Write the material out again, line by line, exactly as it is.

——————————

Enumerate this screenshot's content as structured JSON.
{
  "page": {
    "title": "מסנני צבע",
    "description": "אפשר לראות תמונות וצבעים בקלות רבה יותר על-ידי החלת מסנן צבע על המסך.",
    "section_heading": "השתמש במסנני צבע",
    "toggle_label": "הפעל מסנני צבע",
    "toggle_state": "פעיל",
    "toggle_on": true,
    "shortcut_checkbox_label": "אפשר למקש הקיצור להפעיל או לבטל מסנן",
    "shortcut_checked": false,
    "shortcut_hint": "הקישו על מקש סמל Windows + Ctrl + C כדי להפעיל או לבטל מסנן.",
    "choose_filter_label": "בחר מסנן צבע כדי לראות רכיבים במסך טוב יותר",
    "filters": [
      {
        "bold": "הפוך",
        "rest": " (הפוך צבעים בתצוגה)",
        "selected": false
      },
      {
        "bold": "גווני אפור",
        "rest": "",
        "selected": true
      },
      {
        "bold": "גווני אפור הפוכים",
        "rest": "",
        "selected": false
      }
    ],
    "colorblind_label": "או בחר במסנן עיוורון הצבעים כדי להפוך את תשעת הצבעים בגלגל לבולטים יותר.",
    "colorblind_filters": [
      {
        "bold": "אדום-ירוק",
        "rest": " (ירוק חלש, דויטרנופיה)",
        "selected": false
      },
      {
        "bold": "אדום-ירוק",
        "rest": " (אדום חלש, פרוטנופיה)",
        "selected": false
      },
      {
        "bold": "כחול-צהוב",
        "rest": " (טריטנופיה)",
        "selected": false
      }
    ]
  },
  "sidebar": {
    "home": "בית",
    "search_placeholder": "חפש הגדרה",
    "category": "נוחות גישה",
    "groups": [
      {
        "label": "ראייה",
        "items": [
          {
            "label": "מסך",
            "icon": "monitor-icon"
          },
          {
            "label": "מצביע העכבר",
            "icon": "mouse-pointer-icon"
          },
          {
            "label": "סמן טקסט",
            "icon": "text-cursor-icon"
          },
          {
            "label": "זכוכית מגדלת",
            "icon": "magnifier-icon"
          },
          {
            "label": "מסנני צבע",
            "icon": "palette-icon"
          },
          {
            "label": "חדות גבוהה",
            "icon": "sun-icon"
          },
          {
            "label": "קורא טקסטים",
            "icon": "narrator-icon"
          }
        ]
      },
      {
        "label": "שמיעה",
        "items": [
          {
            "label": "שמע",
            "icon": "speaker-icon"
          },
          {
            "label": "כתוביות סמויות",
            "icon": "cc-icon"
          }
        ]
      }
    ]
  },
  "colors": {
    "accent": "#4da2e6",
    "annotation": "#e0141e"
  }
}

——————————

*Result for this exercise:*
Enumerate this screenshot's content as structured JSON.
{
  "page": {
    "title": "מסנני צבע",
    "description": "אפשר לראות תמונות וצבעים בקלות רבה יותר על-ידי החלת מסנן צבע על המסך.",
    "section_heading": "השתמש במסנני צבע",
    "toggle_label": "הפעל מסנני צבע",
    "toggle_state": "פעיל",
    "toggle_on": true,
    "shortcut_checkbox_label": "אפשר למקש הקיצור להפעיל או לבטל מסנן",
    "shortcut_checked": false,
    "shortcut_hint": "הקישו על מקש סמל Windows + Ctrl + C כדי להפעיל או לבטל מסנן.",
    "choose_filter_label": "בחר מסנן צבע כדי לראות רכיבים במסך טוב יותר",
    "filters": [
      {
        "bold": "הפוך",
        "rest": " (הפוך צבעים בתצוגה)",
        "selected": false
      },
      {
        "bold": "גווני אפור",
        "rest": "",
        "selected": true
      },
      {
        "bold": "גווני אפור הפוכים",
        "rest": "",
        "selected": false
      }
    ],
    "colorblind_label": "או בחר במסנן עיוורון הצבעים כדי להפוך את תשעת הצבעים בגלגל לבולטים יותר.",
    "colorblind_filters": [
      {
        "bold": "אדום-ירוק",
        "rest": " (ירוק חלש, דויטרנופיה)",
        "selected": false
      },
      {
        "bold": "אדום-ירוק",
        "rest": " (אדום חלש, פרוטנופיה)",
        "selected": false
      },
      {
        "bold": "כחול-צהוב",
        "rest": " (טריטנופיה)",
        "selected": false
      }
    ]
  },
  "sidebar": {
    "home": "בית",
    "search_placeholder": "חפש הגדרה",
    "category": "נוחות גישה",
    "groups": [
      {
        "label": "ראייה",
        "items": [
          {
            "label": "מסך",
            "icon": "monitor-icon"
          },
          {
            "label": "מצביע העכבר",
            "icon": "mouse-pointer-icon"
          },
          {
            "label": "סמן טקסט",
            "icon": "text-cursor-icon"
          },
          {
            "label": "זכוכית מגדלת",
            "icon": "magnifier-icon"
          },
          {
            "label": "מסנני צבע",
            "icon": "palette-icon"
          },
          {
            "label": "חדות גבוהה",
            "icon": "sun-icon"
          },
          {
            "label": "קורא טקסטים",
            "icon": "narrator-icon"
          }
        ]
      },
      {
        "label": "שמיעה",
        "items": [
          {
            "label": "שמע",
            "icon": "speaker-icon"
          },
          {
            "label": "כתוביות סמויות",
            "icon": "cc-icon"
          }
        ]
      }
    ]
  },
  "colors": {
    "accent": "#4da2e6",
    "annotation": "#e0141e"
  }
}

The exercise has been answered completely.